Text excerpt
· · · ·
Unit 1: Matter & Measurement (class notes)

Domain and Methods of Science

A way of seeing and understanding.
Requires an agreed-upon method.
Relies on observation.
Quantitative measurements are preferred (numerical).
Involves moving from observation to understanding through a two-stage process.

Stage 1: Discovery Cycle

Experiment: An action or process carried out to test a hypothesis or theory.
Natural Law: A statement of what occurs without exception.
Theory: A logical model explaining why things occur.
- Examples: Gravity, Conservation of Mass, Life begets Life.
- Not static; testable by experiment.
- Modified incrementally via the cycle of understanding.
- Examples include geocentric theory.

Stage 2: Understanding Cycle

Prediction: an expected outcome based on a theory. For example:
- Theory 1: Less massive gases than nitrogen rise in air because their gravitational attraction is less.
  - Prediction: Hydrogen should rise, Helium should not.
- Theory 2: Gases that form stable compounds with oxygen burn.
  - Prediction: Helium should not burn, Argon should not burn.
Experiment: Testing predictions, leading to modification of theories.
· · · ·
Short exercise 1
Please reproduce the entries word for word, from the line containing "series-label: P1 [689,369,701,380]" down to the line containing "y-tick-label: 400 [9,455,28,466]", with both of those lines included.
The class notes and the entries have no connection to each other.

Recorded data
· · · ·
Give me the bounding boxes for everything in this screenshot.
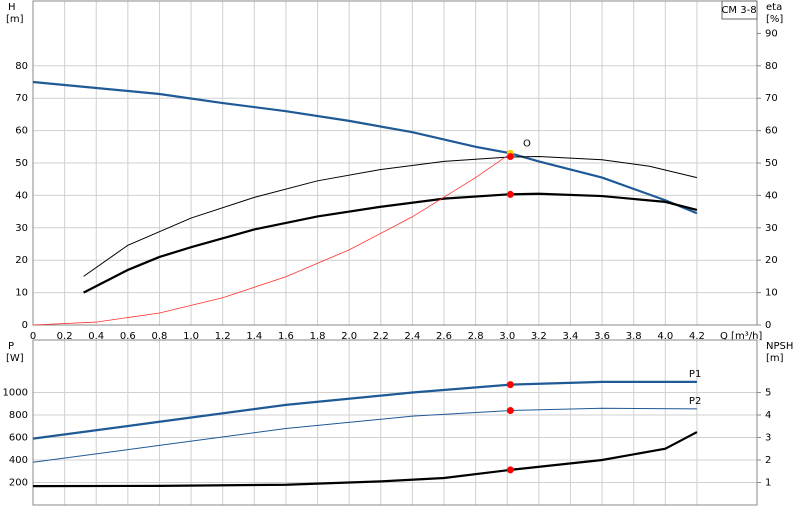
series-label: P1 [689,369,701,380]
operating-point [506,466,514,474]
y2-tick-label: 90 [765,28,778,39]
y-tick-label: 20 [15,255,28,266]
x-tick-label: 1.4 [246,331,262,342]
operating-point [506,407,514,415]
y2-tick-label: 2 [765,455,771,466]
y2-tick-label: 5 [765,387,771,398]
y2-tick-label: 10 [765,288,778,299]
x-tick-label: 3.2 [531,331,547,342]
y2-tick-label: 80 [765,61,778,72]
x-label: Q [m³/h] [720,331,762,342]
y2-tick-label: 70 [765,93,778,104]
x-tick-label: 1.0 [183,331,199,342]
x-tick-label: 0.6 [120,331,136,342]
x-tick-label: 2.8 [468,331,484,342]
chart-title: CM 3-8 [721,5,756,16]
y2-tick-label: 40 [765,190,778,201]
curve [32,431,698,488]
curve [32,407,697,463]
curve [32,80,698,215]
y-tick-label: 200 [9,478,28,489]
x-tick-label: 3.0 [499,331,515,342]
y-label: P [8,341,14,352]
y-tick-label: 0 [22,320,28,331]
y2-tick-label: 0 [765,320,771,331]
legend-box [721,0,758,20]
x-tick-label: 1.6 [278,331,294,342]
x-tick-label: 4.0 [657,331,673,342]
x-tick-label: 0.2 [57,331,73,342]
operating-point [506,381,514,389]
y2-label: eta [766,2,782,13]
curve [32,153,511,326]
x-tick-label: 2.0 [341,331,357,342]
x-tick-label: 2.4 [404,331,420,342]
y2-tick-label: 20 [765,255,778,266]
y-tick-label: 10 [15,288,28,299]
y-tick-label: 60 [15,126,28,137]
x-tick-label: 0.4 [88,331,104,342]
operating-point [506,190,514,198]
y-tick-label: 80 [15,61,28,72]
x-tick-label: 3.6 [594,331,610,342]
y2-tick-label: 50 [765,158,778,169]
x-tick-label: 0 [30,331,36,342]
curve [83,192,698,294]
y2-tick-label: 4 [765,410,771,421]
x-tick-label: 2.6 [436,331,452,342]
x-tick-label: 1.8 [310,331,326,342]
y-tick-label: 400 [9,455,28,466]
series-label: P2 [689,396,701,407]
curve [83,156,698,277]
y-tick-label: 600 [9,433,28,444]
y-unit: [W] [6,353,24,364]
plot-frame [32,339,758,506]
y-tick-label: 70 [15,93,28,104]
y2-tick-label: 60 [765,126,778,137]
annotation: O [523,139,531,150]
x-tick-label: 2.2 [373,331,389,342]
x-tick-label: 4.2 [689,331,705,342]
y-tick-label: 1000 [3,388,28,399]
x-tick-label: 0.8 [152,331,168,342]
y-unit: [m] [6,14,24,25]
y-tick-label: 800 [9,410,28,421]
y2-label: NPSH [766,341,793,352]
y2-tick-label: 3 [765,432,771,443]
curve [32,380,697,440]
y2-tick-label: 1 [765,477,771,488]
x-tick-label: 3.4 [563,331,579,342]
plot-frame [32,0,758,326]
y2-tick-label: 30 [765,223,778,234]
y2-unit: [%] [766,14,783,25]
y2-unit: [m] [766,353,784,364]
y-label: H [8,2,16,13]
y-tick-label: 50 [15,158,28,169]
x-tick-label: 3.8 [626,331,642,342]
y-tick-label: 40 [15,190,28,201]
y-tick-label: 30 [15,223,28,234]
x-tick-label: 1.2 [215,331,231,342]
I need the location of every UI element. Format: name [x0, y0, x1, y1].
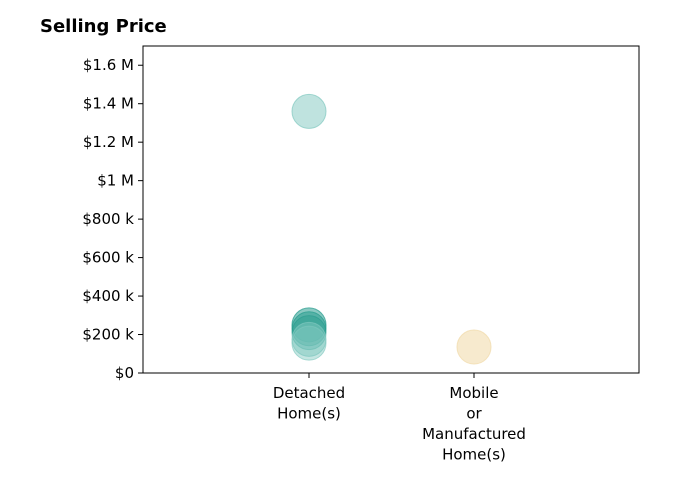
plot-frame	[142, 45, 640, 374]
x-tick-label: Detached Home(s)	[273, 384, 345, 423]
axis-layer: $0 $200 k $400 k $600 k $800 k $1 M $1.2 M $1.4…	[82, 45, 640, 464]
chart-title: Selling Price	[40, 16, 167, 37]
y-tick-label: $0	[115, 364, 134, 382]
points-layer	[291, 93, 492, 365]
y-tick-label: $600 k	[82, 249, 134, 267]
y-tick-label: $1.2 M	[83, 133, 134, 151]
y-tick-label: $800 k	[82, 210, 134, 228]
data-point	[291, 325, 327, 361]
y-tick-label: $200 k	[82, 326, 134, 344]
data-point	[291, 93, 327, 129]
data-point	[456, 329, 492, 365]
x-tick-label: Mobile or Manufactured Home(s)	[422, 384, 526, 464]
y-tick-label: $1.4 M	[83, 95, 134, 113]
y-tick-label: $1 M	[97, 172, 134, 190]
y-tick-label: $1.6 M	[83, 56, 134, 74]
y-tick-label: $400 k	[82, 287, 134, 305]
· · · ·
Short exercise 2
Pick up the class notes on matter and measurement where they stop, and write what comes next.

Task response 1
series-label: P1 [689,369,701,380]
operating-point [506,466,514,474]
y2-tick-label: 90 [765,28,778,39]
y-tick-label: 20 [15,255,28,266]
x-tick-label: 1.4 [246,331,262,342]
operating-point [506,407,514,415]
y2-tick-label: 2 [765,455,771,466]
y2-tick-label: 5 [765,387,771,398]
y2-tick-label: 10 [765,288,778,299]
x-tick-label: 3.2 [531,331,547,342]
y2-tick-label: 80 [765,61,778,72]
x-label: Q [m³/h] [720,331,762,342]
y2-tick-label: 70 [765,93,778,104]
x-tick-label: 1.0 [183,331,199,342]
x-tick-label: 0.6 [120,331,136,342]
x-tick-label: 2.8 [468,331,484,342]
chart-title: CM 3-8 [721,5,756,16]
y2-tick-label: 40 [765,190,778,201]
curve [32,431,698,488]
curve [32,407,697,463]
curve [32,80,698,215]
y-tick-label: 200 [9,478,28,489]
x-tick-label: 3.0 [499,331,515,342]
y-label: P [8,341,14,352]
y-tick-label: 0 [22,320,28,331]
y2-tick-label: 0 [765,320,771,331]
legend-box [721,0,758,20]
x-tick-label: 1.6 [278,331,294,342]
x-tick-label: 4.0 [657,331,673,342]
x-tick-label: 0.2 [57,331,73,342]
operating-point [506,381,514,389]
y2-label: eta [766,2,782,13]
curve [32,153,511,326]
x-tick-label: 2.0 [341,331,357,342]
x-tick-label: 2.4 [404,331,420,342]
y2-tick-label: 20 [765,255,778,266]
y-tick-label: 10 [15,288,28,299]
y-tick-label: 60 [15,126,28,137]
x-tick-label: 0.4 [88,331,104,342]
operating-point [506,190,514,198]
y-tick-label: 80 [15,61,28,72]
x-tick-label: 3.6 [594,331,610,342]
y2-tick-label: 50 [765,158,778,169]
x-tick-label: 0 [30,331,36,342]
curve [83,192,698,294]
y2-tick-label: 4 [765,410,771,421]
x-tick-label: 2.6 [436,331,452,342]
x-tick-label: 1.8 [310,331,326,342]
y-tick-label: 400 [9,455,28,466]

Task response 2
Chemistry

Definition: The branch of science that deals with the identification of the substances of which matter is composed; the investigation of their properties and the ways in which they interact, combine, and change; and the use of these processes to form new substances.
Study of matter, properties, composition, structure, interactions, and changes.
Examples: Graphite and Diamond (different structures, same composition).

Branches of Chemistry

Physical Chemistry: Studies the physics, matter, and energy of chemicals at an atomic and molecular level.
Analytical Chemistry: Utilizes different methods, instruments, and techniques to study and quantify different matter.
Biochemistry: Studies chemical reactions and processes in living things.
Organic Chemistry: Studies the structure, synthesis, and properties of organic compounds (containing carbon).
Inorganic Chemistry: Studies the structure, synthesis, and properties of inorganic compounds (containing metals).
Theoretical Chemistry: Studies key chemistry concepts and the theories behind them.
Materials Chemistry: Studies and creates different materials for a specific function.

Matter Classification

What is Matter?

Anything that has mass and occupies space.

Physical States

Solid: Fixed shape, fixed volume.
Liquid: No fixed shape, fixed volume.
Gas: No fixed shape, no fixed volume.

Fundamental Composition

Elements: Composed of atoms; cannot be broken down into smaller pieces.
- Need to know the first four rows of the periodic table along with Rb, Cs, Sr, Ba, Pd, Ag, Cd, Sn, I, Xe, Pt, Au, Hg, and Pb.
Compounds: Composed of more than one atom in fixed proportions.
Mixtures: Can be separated into elements, compounds, or both.
- Homogeneous: Uniform.
- Heterogeneous: Non-uniform.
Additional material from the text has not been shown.